EXERCISE BRIEF:
Show each line of the material below that contains the word "công", copying each line in full. Letter case must match.

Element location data

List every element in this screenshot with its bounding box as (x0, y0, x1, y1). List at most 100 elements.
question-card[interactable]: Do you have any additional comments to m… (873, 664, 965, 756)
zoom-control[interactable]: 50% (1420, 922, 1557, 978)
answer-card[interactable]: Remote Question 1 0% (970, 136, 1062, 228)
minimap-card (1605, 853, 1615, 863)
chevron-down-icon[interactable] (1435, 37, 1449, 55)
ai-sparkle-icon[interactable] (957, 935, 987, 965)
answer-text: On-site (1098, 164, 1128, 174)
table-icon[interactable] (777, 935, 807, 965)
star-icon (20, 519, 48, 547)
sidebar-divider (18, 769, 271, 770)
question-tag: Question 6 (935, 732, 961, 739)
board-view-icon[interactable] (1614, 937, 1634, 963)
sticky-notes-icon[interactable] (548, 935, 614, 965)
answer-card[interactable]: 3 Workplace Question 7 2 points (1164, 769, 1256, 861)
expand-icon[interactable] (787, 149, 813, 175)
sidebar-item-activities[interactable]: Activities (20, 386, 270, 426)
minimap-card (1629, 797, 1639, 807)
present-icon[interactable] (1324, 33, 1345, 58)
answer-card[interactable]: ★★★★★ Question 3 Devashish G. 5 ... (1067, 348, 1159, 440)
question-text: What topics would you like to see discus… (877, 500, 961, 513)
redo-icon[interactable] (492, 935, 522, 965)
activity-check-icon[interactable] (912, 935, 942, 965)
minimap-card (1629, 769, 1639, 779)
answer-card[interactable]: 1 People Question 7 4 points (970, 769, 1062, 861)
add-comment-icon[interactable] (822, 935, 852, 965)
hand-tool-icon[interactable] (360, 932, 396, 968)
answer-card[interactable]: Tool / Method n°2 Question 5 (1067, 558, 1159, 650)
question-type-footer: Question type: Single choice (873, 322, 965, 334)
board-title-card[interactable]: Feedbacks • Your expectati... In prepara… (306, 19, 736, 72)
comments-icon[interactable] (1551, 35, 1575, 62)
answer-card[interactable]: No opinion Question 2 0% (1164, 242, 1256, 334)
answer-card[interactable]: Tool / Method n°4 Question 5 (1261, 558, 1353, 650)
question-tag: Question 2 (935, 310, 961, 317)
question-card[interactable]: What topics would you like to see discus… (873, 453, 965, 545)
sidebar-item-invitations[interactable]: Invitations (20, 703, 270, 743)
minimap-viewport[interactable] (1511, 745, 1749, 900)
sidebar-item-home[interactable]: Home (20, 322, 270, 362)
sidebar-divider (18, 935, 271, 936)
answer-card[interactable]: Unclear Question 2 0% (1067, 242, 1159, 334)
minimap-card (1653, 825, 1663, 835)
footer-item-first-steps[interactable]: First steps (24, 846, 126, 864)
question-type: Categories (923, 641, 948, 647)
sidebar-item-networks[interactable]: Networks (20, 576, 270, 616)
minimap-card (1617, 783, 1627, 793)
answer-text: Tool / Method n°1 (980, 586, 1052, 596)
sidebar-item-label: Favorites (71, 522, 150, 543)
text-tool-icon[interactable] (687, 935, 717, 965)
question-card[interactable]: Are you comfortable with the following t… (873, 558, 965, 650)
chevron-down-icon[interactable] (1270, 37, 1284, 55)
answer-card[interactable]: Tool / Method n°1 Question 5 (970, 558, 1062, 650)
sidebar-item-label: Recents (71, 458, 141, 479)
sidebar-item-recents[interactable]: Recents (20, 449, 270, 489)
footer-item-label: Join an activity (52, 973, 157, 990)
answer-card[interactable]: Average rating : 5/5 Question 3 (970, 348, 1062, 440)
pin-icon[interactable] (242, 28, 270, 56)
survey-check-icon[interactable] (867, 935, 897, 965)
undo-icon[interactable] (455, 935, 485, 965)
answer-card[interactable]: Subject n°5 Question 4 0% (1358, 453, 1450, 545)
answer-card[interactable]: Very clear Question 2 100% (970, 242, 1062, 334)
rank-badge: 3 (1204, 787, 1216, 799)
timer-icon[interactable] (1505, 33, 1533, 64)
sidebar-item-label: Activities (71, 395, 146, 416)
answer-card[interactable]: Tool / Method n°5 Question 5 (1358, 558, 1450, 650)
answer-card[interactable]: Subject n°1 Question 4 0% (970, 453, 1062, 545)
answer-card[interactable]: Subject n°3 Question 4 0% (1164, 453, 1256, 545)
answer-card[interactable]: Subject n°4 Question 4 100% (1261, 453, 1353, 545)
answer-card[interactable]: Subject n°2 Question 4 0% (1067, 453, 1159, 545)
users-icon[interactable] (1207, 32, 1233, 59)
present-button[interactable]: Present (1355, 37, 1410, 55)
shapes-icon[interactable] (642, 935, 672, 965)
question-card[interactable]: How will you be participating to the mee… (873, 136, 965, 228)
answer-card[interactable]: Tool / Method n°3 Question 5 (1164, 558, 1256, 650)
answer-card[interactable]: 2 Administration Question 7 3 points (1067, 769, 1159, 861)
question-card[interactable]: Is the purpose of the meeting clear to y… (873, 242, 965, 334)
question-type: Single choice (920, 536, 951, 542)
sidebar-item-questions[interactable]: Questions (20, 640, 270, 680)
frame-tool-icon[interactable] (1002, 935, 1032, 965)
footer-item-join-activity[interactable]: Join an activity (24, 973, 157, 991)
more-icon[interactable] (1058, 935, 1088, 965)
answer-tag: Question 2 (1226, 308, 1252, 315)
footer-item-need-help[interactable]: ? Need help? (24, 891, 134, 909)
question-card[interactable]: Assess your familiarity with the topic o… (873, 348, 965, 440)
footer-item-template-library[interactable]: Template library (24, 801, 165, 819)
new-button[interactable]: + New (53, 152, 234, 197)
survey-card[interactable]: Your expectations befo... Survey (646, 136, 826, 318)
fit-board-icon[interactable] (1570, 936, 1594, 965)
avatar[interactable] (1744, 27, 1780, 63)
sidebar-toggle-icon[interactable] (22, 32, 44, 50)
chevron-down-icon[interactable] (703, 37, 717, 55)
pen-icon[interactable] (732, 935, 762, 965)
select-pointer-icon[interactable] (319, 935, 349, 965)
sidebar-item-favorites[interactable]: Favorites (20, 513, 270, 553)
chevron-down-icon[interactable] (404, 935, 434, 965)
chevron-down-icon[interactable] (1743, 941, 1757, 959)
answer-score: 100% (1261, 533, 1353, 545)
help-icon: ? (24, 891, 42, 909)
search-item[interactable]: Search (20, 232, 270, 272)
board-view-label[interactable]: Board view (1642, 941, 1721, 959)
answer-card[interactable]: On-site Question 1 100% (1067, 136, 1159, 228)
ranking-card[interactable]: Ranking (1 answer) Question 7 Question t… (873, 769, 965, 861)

--

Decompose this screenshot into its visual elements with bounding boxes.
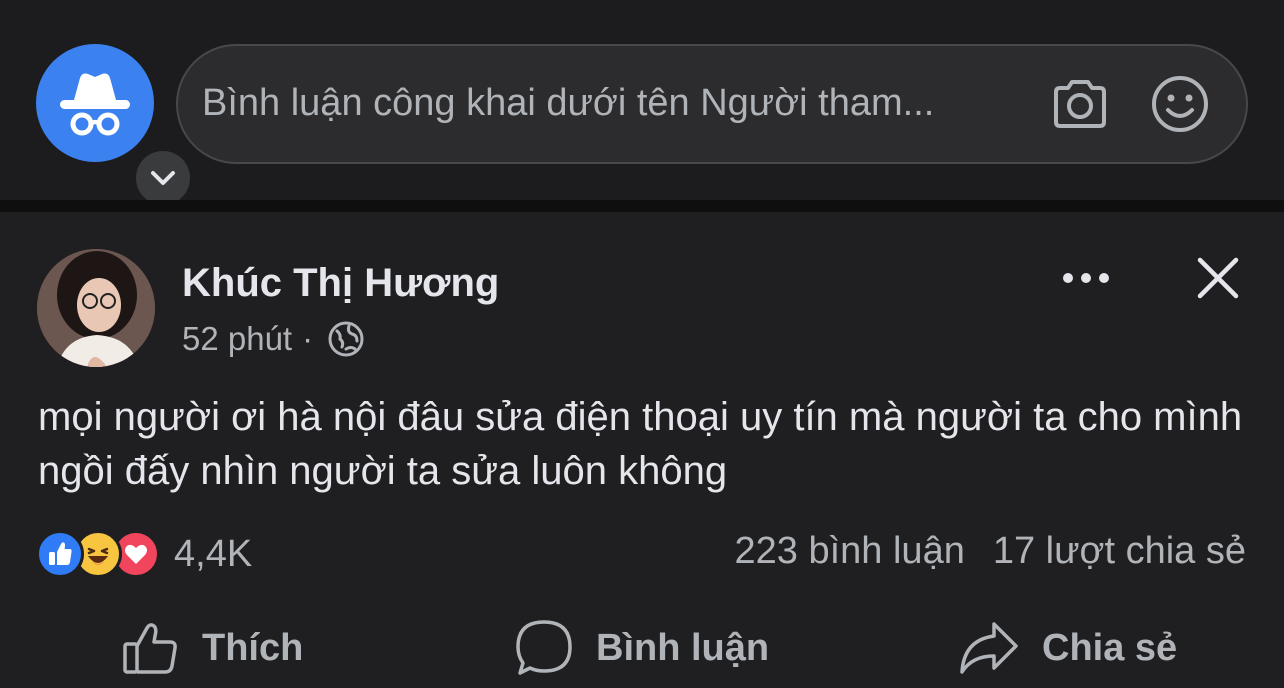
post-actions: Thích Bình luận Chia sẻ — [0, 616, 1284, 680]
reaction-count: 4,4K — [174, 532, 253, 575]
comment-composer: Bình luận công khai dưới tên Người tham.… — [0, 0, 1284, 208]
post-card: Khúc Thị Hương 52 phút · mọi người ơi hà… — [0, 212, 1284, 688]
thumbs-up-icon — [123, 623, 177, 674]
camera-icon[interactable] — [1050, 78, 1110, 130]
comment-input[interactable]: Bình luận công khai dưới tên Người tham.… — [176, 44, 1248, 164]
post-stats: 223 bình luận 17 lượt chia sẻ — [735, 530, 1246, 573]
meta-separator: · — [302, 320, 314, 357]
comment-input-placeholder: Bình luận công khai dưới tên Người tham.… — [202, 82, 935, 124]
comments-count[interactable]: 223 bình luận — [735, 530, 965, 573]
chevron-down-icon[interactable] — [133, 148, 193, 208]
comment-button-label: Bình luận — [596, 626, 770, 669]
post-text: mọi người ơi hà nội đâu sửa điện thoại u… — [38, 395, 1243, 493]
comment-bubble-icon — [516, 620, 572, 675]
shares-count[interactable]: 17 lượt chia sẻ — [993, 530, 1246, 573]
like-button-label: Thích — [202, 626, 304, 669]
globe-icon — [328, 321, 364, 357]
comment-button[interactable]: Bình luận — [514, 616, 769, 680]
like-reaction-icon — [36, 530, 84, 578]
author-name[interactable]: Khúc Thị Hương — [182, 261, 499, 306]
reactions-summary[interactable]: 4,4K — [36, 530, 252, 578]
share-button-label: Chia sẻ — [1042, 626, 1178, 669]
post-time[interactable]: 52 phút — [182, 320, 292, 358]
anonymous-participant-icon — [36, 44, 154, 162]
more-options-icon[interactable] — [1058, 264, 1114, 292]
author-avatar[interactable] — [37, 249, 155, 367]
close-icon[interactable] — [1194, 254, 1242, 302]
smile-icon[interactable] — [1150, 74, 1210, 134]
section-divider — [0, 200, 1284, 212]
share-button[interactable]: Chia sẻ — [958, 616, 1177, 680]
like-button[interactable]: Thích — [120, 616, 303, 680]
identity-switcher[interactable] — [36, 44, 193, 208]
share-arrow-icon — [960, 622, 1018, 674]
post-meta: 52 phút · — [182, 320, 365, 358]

SOLUTION TO THIS PROBLEM:
comment-composer: Bình luận công khai dưới tên Người tham.… — [0, 0, 1284, 208]
comment-input[interactable]: Bình luận công khai dưới tên Người tham.… — [176, 44, 1248, 164]
comment-input-placeholder: Bình luận công khai dưới tên Người tham.… — [202, 82, 935, 124]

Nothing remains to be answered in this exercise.